[Dataset items]
-- start --
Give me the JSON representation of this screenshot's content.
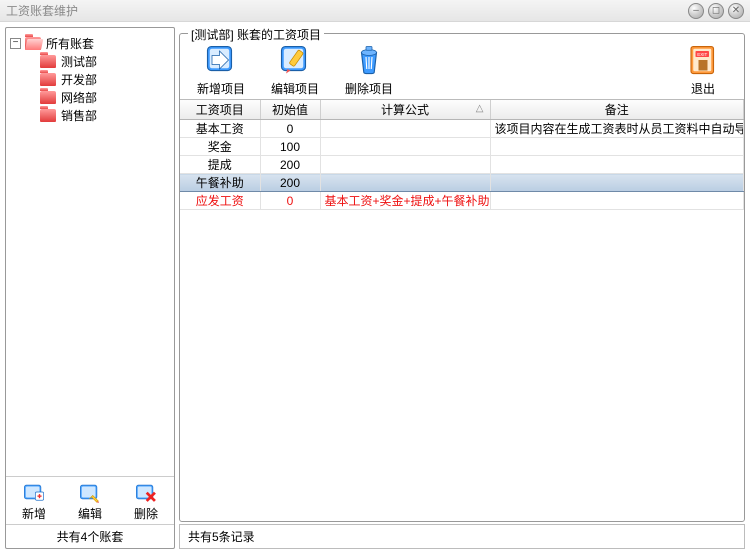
{
  "window": {
    "title": "工资账套维护"
  },
  "tree": {
    "root_label": "所有账套",
    "items": [
      {
        "label": "测试部"
      },
      {
        "label": "开发部"
      },
      {
        "label": "网络部"
      },
      {
        "label": "销售部"
      }
    ]
  },
  "left_toolbar": {
    "add": "新增",
    "edit": "编辑",
    "delete": "删除"
  },
  "left_status": "共有4个账套",
  "group_legend": "[测试部] 账套的工资项目",
  "main_toolbar": {
    "add_item": "新增项目",
    "edit_item": "编辑项目",
    "delete_item": "删除项目",
    "exit": "退出"
  },
  "table": {
    "columns": [
      "工资项目",
      "初始值",
      "计算公式",
      "备注"
    ],
    "rows": [
      {
        "name": "基本工资",
        "init": "0",
        "formula": "",
        "remark": "该项目内容在生成工资表时从员工资料中自动导入",
        "selected": false,
        "red": false
      },
      {
        "name": "奖金",
        "init": "100",
        "formula": "",
        "remark": "",
        "selected": false,
        "red": false
      },
      {
        "name": "提成",
        "init": "200",
        "formula": "",
        "remark": "",
        "selected": false,
        "red": false
      },
      {
        "name": "午餐补助",
        "init": "200",
        "formula": "",
        "remark": "",
        "selected": true,
        "red": false
      },
      {
        "name": "应发工资",
        "init": "0",
        "formula": "基本工资+奖金+提成+午餐补助",
        "remark": "",
        "selected": false,
        "red": true
      }
    ]
  },
  "right_status": "共有5条记录"
}
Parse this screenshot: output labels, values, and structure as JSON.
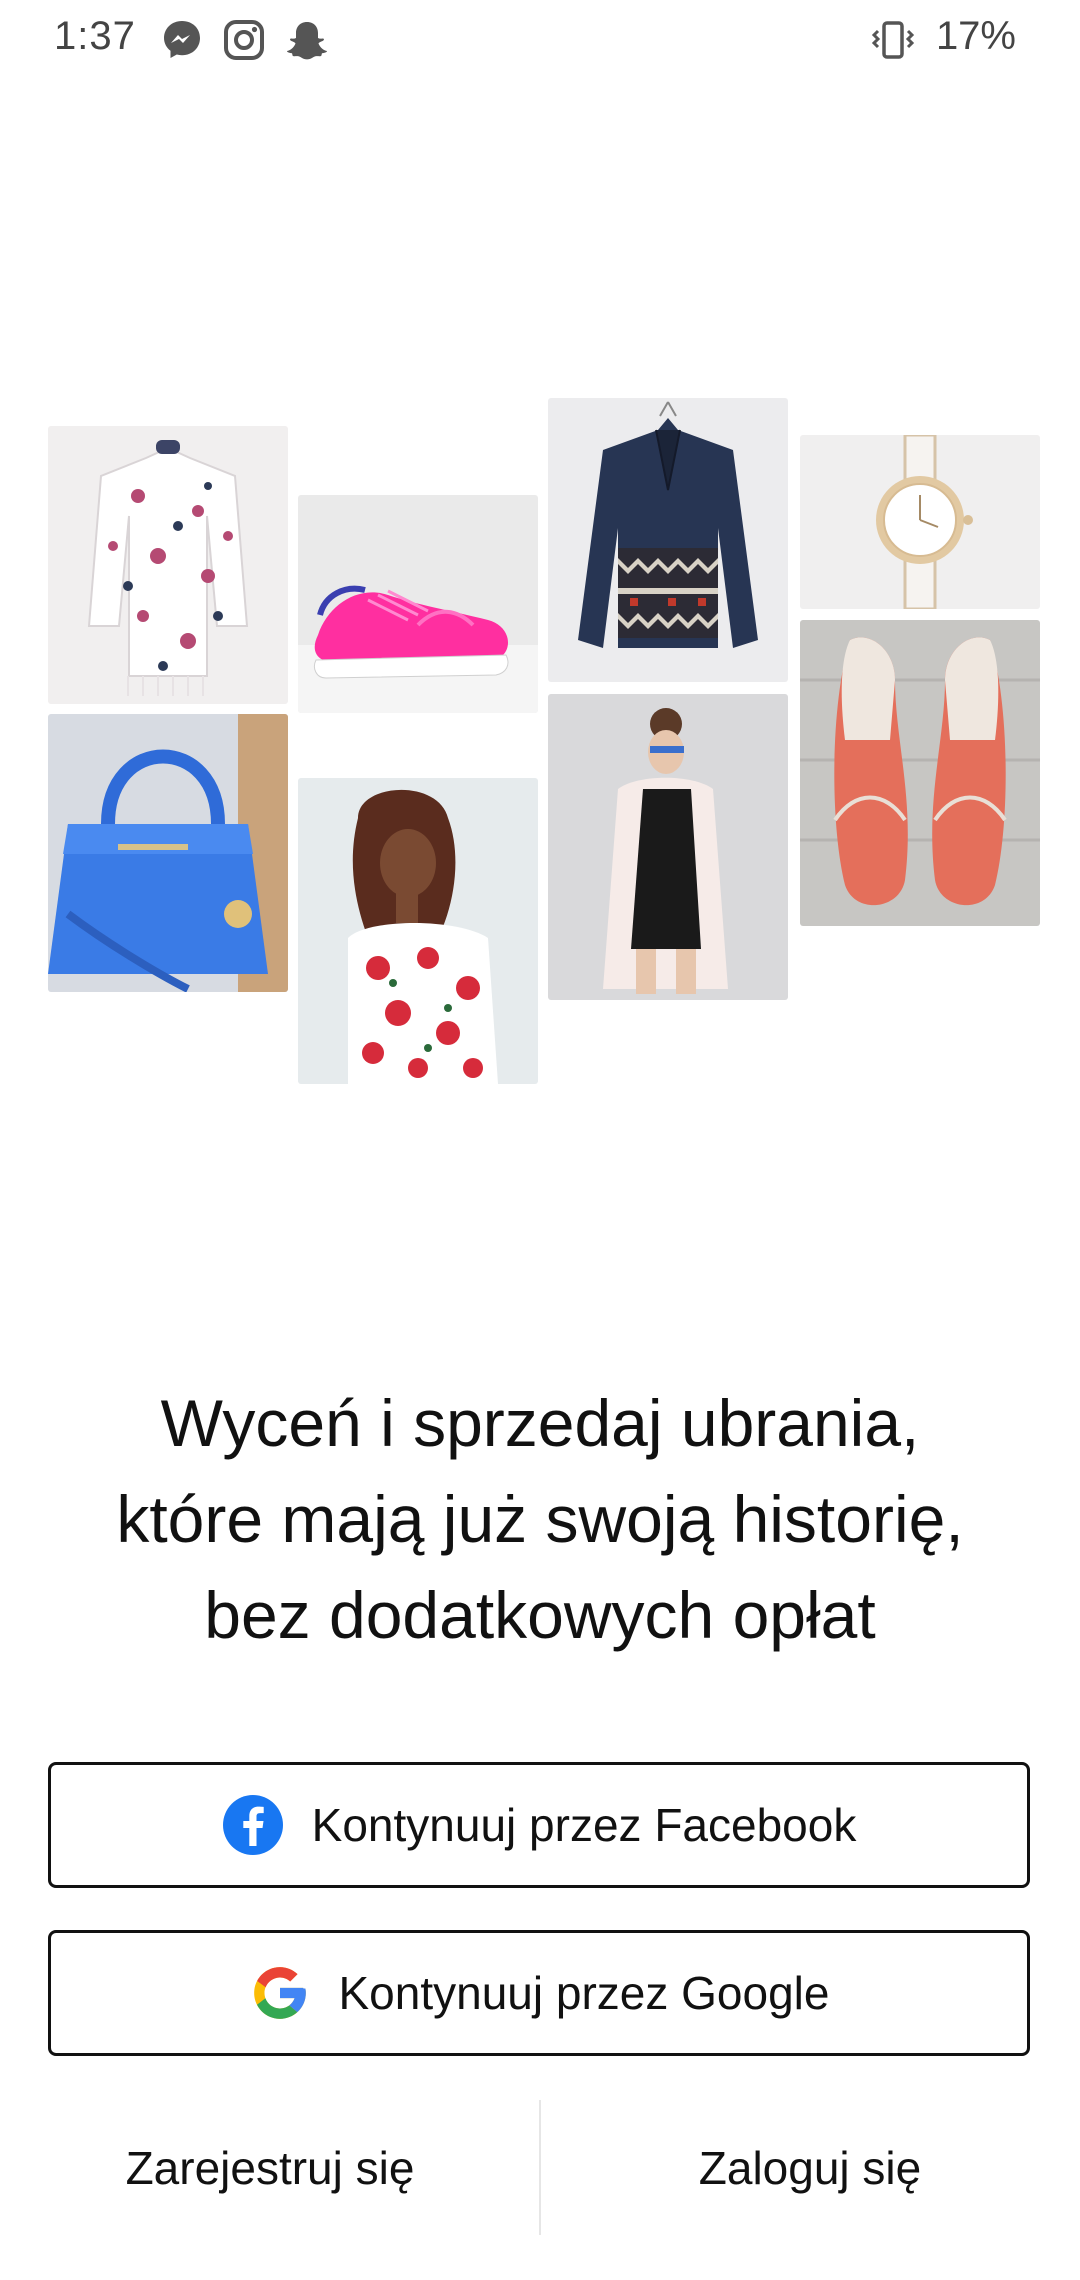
-- end --
Retype all entries exactly as they appear, dropping the images.

[Correct result]:
Give me the JSON representation of this screenshot's content.
{
  "window": {
    "title": "工资账套维护"
  },
  "tree": {
    "root_label": "所有账套",
    "items": [
      {
        "label": "测试部"
      },
      {
        "label": "开发部"
      },
      {
        "label": "网络部"
      },
      {
        "label": "销售部"
      }
    ]
  },
  "left_toolbar": {
    "add": "新增",
    "edit": "编辑",
    "delete": "删除"
  },
  "left_status": "共有4个账套",
  "group_legend": "[测试部] 账套的工资项目",
  "main_toolbar": {
    "add_item": "新增项目",
    "edit_item": "编辑项目",
    "delete_item": "删除项目",
    "exit": "退出"
  },
  "table": {
    "columns": [
      "工资项目",
      "初始值",
      "计算公式",
      "备注"
    ],
    "rows": [
      {
        "name": "基本工资",
        "init": "0",
        "formula": "",
        "remark": "该项目内容在生成工资表时从员工资料中自动导入",
        "selected": false,
        "red": false
      },
      {
        "name": "奖金",
        "init": "100",
        "formula": "",
        "remark": "",
        "selected": false,
        "red": false
      },
      {
        "name": "提成",
        "init": "200",
        "formula": "",
        "remark": "",
        "selected": false,
        "red": false
      },
      {
        "name": "午餐补助",
        "init": "200",
        "formula": "",
        "remark": "",
        "selected": true,
        "red": false
      },
      {
        "name": "应发工资",
        "init": "0",
        "formula": "基本工资+奖金+提成+午餐补助",
        "remark": "",
        "selected": false,
        "red": true
      }
    ]
  },
  "right_status": "共有5条记录"
}
Parse this screenshot: output labels, values, and structure as JSON.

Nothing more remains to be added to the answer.